Write out the full listing again, exactly as it stands.
· · ·
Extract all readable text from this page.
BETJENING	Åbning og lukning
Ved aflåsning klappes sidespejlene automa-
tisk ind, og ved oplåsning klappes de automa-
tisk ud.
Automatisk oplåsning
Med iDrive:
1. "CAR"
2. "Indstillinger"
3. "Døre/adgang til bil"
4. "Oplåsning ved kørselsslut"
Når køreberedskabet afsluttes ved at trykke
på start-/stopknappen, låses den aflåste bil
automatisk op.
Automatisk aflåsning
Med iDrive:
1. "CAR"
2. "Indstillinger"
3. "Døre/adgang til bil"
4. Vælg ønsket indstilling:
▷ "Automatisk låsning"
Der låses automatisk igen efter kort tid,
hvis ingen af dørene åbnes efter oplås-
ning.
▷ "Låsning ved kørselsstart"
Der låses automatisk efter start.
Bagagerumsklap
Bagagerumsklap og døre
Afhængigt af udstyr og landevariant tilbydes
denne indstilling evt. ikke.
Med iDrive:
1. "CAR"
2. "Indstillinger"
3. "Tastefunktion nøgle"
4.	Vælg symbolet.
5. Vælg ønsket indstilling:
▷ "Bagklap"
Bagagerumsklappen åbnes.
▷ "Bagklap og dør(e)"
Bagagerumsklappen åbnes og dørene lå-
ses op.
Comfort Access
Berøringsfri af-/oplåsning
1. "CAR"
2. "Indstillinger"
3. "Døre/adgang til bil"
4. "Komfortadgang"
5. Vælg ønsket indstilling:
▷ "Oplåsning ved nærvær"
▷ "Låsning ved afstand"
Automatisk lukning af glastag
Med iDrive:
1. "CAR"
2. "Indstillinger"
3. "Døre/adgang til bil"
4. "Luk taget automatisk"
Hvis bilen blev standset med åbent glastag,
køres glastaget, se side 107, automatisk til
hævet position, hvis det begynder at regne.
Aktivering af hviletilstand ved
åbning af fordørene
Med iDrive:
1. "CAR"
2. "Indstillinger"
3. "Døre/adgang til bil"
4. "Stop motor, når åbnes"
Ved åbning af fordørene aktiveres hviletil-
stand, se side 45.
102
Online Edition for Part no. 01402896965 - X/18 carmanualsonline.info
· · ·
_Reply to the task_
Extract all readable text from this page.
BETJENING	Åbning og lukning
Ved aflåsning klappes sidespejlene automa-
tisk ind, og ved oplåsning klappes de automa-
tisk ud.
Automatisk oplåsning
Med iDrive:
1. "CAR"
2. "Indstillinger"
3. "Døre/adgang til bil"
4. "Oplåsning ved kørselsslut"
Når køreberedskabet afsluttes ved at trykke
på start-/stopknappen, låses den aflåste bil
automatisk op.
Automatisk aflåsning
Med iDrive:
1. "CAR"
2. "Indstillinger"
3. "Døre/adgang til bil"
4. Vælg ønsket indstilling:
▷ "Automatisk låsning"
Der låses automatisk igen efter kort tid,
hvis ingen af dørene åbnes efter oplås-
ning.
▷ "Låsning ved kørselsstart"
Der låses automatisk efter start.
Bagagerumsklap
Bagagerumsklap og døre
Afhængigt af udstyr og landevariant tilbydes
denne indstilling evt. ikke.
Med iDrive:
1. "CAR"
2. "Indstillinger"
3. "Tastefunktion nøgle"
4.	Vælg symbolet.
5. Vælg ønsket indstilling:
▷ "Bagklap"
Bagagerumsklappen åbnes.
▷ "Bagklap og dør(e)"
Bagagerumsklappen åbnes og dørene lå-
ses op.
Comfort Access
Berøringsfri af-/oplåsning
1. "CAR"
2. "Indstillinger"
3. "Døre/adgang til bil"
4. "Komfortadgang"
5. Vælg ønsket indstilling:
▷ "Oplåsning ved nærvær"
▷ "Låsning ved afstand"
Automatisk lukning af glastag
Med iDrive:
1. "CAR"
2. "Indstillinger"
3. "Døre/adgang til bil"
4. "Luk taget automatisk"
Hvis bilen blev standset med åbent glastag,
køres glastaget, se side 107, automatisk til
hævet position, hvis det begynder at regne.
Aktivering af hviletilstand ved
åbning af fordørene
Med iDrive:
1. "CAR"
2. "Indstillinger"
3. "Døre/adgang til bil"
4. "Stop motor, når åbnes"
Ved åbning af fordørene aktiveres hviletil-
stand, se side 45.
102
Online Edition for Part no. 01402896965 - X/18 carmanualsonline.info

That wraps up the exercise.